§ What to produce: Nothing in the records may be left out or altered; reproduce them all exactly.

* start Available records *

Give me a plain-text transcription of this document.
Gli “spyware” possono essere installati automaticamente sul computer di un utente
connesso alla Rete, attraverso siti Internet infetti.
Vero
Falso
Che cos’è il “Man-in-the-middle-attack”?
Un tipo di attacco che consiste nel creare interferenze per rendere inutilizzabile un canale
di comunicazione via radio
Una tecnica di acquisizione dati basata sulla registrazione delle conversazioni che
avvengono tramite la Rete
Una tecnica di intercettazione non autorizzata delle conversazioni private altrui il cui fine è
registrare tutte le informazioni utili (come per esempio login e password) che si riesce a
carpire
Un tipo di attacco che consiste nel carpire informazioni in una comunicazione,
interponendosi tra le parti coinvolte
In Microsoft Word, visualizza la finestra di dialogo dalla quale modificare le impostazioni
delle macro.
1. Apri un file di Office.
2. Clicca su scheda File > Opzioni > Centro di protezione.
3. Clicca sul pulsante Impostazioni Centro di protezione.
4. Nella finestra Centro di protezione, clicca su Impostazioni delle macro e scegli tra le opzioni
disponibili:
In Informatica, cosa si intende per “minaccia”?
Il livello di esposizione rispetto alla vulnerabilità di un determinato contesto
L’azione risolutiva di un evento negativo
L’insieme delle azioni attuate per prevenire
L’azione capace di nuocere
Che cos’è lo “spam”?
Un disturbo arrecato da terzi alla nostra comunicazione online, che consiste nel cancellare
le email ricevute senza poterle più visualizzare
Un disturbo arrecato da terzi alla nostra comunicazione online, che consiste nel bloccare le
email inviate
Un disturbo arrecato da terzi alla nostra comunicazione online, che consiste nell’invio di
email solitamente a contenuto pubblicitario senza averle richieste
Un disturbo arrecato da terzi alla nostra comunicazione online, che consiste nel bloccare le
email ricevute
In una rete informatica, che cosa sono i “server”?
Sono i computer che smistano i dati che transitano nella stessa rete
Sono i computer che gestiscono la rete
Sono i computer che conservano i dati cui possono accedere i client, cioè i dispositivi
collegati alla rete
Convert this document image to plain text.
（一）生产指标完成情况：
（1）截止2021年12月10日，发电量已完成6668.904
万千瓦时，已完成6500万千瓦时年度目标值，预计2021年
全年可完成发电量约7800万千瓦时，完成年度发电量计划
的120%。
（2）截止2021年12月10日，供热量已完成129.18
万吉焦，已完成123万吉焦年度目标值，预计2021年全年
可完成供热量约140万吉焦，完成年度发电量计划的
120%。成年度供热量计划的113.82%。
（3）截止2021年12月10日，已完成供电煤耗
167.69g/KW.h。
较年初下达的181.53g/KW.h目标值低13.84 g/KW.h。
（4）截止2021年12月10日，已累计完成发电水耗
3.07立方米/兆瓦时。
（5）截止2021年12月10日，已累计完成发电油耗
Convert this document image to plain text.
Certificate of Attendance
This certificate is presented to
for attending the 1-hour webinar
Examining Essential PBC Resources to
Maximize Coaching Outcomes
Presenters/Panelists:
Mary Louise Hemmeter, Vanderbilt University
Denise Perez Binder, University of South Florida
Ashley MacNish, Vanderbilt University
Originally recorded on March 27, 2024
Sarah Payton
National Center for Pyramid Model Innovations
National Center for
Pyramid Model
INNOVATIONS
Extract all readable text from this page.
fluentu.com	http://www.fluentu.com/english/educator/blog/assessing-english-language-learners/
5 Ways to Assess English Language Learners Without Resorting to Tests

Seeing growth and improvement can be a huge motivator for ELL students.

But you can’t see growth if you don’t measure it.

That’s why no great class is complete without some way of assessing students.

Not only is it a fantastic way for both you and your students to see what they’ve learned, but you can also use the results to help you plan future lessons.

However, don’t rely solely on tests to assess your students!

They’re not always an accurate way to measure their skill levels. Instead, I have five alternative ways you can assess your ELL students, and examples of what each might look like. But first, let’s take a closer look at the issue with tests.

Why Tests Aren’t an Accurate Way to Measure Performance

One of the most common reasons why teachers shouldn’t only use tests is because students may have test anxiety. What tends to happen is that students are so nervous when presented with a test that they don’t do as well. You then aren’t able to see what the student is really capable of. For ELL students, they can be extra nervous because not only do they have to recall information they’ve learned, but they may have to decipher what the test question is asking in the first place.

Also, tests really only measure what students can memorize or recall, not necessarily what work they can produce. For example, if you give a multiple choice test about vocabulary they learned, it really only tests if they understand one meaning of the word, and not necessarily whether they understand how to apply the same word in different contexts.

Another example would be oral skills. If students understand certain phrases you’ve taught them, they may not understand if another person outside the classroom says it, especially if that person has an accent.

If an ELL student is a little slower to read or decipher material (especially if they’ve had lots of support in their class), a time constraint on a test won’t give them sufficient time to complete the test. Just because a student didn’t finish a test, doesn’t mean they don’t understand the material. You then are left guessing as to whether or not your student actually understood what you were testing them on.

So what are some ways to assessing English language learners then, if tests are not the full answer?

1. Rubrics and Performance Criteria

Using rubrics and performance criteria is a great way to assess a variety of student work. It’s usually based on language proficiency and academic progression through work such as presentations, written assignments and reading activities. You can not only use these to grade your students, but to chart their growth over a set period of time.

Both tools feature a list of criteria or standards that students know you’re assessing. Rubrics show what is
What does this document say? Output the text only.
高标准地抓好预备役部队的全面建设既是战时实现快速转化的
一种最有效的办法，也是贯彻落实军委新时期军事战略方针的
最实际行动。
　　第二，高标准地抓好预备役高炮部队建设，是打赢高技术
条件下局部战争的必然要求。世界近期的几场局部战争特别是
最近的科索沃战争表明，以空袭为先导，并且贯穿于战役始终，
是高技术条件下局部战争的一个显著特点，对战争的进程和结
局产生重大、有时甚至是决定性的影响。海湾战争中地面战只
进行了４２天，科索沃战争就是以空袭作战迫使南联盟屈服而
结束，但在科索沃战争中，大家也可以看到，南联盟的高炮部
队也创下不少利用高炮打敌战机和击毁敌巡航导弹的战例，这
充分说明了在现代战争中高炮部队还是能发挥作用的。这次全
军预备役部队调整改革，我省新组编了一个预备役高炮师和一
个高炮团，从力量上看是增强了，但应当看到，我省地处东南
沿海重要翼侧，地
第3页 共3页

* end Available records *

§ Final result:
Give me a plain-text transcription of this document.
Gli “spyware” possono essere installati automaticamente sul computer di un utente
connesso alla Rete, attraverso siti Internet infetti.
Vero
Falso
Che cos’è il “Man-in-the-middle-attack”?
Un tipo di attacco che consiste nel creare interferenze per rendere inutilizzabile un canale
di comunicazione via radio
Una tecnica di acquisizione dati basata sulla registrazione delle conversazioni che
avvengono tramite la Rete
Una tecnica di intercettazione non autorizzata delle conversazioni private altrui il cui fine è
registrare tutte le informazioni utili (come per esempio login e password) che si riesce a
carpire
Un tipo di attacco che consiste nel carpire informazioni in una comunicazione,
interponendosi tra le parti coinvolte
In Microsoft Word, visualizza la finestra di dialogo dalla quale modificare le impostazioni
delle macro.
1. Apri un file di Office.
2. Clicca su scheda File > Opzioni > Centro di protezione.
3. Clicca sul pulsante Impostazioni Centro di protezione.
4. Nella finestra Centro di protezione, clicca su Impostazioni delle macro e scegli tra le opzioni
disponibili:
In Informatica, cosa si intende per “minaccia”?
Il livello di esposizione rispetto alla vulnerabilità di un determinato contesto
L’azione risolutiva di un evento negativo
L’insieme delle azioni attuate per prevenire
L’azione capace di nuocere
Che cos’è lo “spam”?
Un disturbo arrecato da terzi alla nostra comunicazione online, che consiste nel cancellare
le email ricevute senza poterle più visualizzare
Un disturbo arrecato da terzi alla nostra comunicazione online, che consiste nel bloccare le
email inviate
Un disturbo arrecato da terzi alla nostra comunicazione online, che consiste nell’invio di
email solitamente a contenuto pubblicitario senza averle richieste
Un disturbo arrecato da terzi alla nostra comunicazione online, che consiste nel bloccare le
email ricevute
In una rete informatica, che cosa sono i “server”?
Sono i computer che smistano i dati che transitano nella stessa rete
Sono i computer che gestiscono la rete
Sono i computer che conservano i dati cui possono accedere i client, cioè i dispositivi
collegati alla rete
Convert this document image to plain text.
（一）生产指标完成情况：
（1）截止2021年12月10日，发电量已完成6668.904
万千瓦时，已完成6500万千瓦时年度目标值，预计2021年
全年可完成发电量约7800万千瓦时，完成年度发电量计划
的120%。
（2）截止2021年12月10日，供热量已完成129.18
万吉焦，已完成123万吉焦年度目标值，预计2021年全年
可完成供热量约140万吉焦，完成年度发电量计划的
120%。成年度供热量计划的113.82%。
（3）截止2021年12月10日，已完成供电煤耗
167.69g/KW.h。
较年初下达的181.53g/KW.h目标值低13.84 g/KW.h。
（4）截止2021年12月10日，已累计完成发电水耗
3.07立方米/兆瓦时。
（5）截止2021年12月10日，已累计完成发电油耗
Convert this document image to plain text.
Certificate of Attendance
This certificate is presented to
for attending the 1-hour webinar
Examining Essential PBC Resources to
Maximize Coaching Outcomes
Presenters/Panelists:
Mary Louise Hemmeter, Vanderbilt University
Denise Perez Binder, University of South Florida
Ashley MacNish, Vanderbilt University
Originally recorded on March 27, 2024
Sarah Payton
National Center for Pyramid Model Innovations
National Center for
Pyramid Model
INNOVATIONS
Extract all readable text from this page.
fluentu.com	http://www.fluentu.com/english/educator/blog/assessing-english-language-learners/
5 Ways to Assess English Language Learners Without Resorting to Tests

Seeing growth and improvement can be a huge motivator for ELL students.

But you can’t see growth if you don’t measure it.

That’s why no great class is complete without some way of assessing students.

Not only is it a fantastic way for both you and your students to see what they’ve learned, but you can also use the results to help you plan future lessons.

However, don’t rely solely on tests to assess your students!

They’re not always an accurate way to measure their skill levels. Instead, I have five alternative ways you can assess your ELL students, and examples of what each might look like. But first, let’s take a closer look at the issue with tests.

Why Tests Aren’t an Accurate Way to Measure Performance

One of the most common reasons why teachers shouldn’t only use tests is because students may have test anxiety. What tends to happen is that students are so nervous when presented with a test that they don’t do as well. You then aren’t able to see what the student is really capable of. For ELL students, they can be extra nervous because not only do they have to recall information they’ve learned, but they may have to decipher what the test question is asking in the first place.

Also, tests really only measure what students can memorize or recall, not necessarily what work they can produce. For example, if you give a multiple choice test about vocabulary they learned, it really only tests if they understand one meaning of the word, and not necessarily whether they understand how to apply the same word in different contexts.

Another example would be oral skills. If students understand certain phrases you’ve taught them, they may not understand if another person outside the classroom says it, especially if that person has an accent.

If an ELL student is a little slower to read or decipher material (especially if they’ve had lots of support in their class), a time constraint on a test won’t give them sufficient time to complete the test. Just because a student didn’t finish a test, doesn’t mean they don’t understand the material. You then are left guessing as to whether or not your student actually understood what you were testing them on.

So what are some ways to assessing English language learners then, if tests are not the full answer?

1. Rubrics and Performance Criteria

Using rubrics and performance criteria is a great way to assess a variety of student work. It’s usually based on language proficiency and academic progression through work such as presentations, written assignments and reading activities. You can not only use these to grade your students, but to chart their growth over a set period of time.

Both tools feature a list of criteria or standards that students know you’re assessing. Rubrics show what is
What does this document say? Output the text only.
高标准地抓好预备役部队的全面建设既是战时实现快速转化的
一种最有效的办法，也是贯彻落实军委新时期军事战略方针的
最实际行动。
　　第二，高标准地抓好预备役高炮部队建设，是打赢高技术
条件下局部战争的必然要求。世界近期的几场局部战争特别是
最近的科索沃战争表明，以空袭为先导，并且贯穿于战役始终，
是高技术条件下局部战争的一个显著特点，对战争的进程和结
局产生重大、有时甚至是决定性的影响。海湾战争中地面战只
进行了４２天，科索沃战争就是以空袭作战迫使南联盟屈服而
结束，但在科索沃战争中，大家也可以看到，南联盟的高炮部
队也创下不少利用高炮打敌战机和击毁敌巡航导弹的战例，这
充分说明了在现代战争中高炮部队还是能发挥作用的。这次全
军预备役部队调整改革，我省新组编了一个预备役高炮师和一
个高炮团，从力量上看是增强了，但应当看到，我省地处东南
沿海重要翼侧，地
第3页 共3页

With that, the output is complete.